→ EXERCISE: Show every line that has the string "this" in it.

=-=-=

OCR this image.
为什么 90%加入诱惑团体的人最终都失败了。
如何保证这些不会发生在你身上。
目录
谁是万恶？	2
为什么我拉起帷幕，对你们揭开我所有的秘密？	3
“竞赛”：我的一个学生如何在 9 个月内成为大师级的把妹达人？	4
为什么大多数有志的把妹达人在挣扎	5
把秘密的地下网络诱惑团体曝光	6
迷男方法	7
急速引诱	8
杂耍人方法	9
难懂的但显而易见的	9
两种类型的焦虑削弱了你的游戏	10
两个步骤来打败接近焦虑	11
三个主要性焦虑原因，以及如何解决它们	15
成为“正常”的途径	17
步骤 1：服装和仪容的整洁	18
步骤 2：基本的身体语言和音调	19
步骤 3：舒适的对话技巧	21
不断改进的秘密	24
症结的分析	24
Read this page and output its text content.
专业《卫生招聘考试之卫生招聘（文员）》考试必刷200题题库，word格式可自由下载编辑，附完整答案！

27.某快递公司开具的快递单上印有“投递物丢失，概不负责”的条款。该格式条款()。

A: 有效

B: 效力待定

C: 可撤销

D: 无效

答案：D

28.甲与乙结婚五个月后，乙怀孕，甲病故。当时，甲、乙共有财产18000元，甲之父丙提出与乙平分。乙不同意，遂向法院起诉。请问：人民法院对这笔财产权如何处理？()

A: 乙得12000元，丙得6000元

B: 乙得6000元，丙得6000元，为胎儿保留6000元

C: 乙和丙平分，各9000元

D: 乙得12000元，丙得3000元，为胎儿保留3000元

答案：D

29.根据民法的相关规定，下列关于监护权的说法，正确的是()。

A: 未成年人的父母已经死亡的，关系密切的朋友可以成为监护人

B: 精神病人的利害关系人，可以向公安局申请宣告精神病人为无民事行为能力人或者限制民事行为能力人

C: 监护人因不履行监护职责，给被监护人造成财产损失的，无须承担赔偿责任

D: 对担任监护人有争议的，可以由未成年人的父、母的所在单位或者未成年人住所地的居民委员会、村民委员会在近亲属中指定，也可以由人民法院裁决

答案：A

=-=-=

→ ANSWER TO THE TASK:
OCR this image.
Read this page and output its text content.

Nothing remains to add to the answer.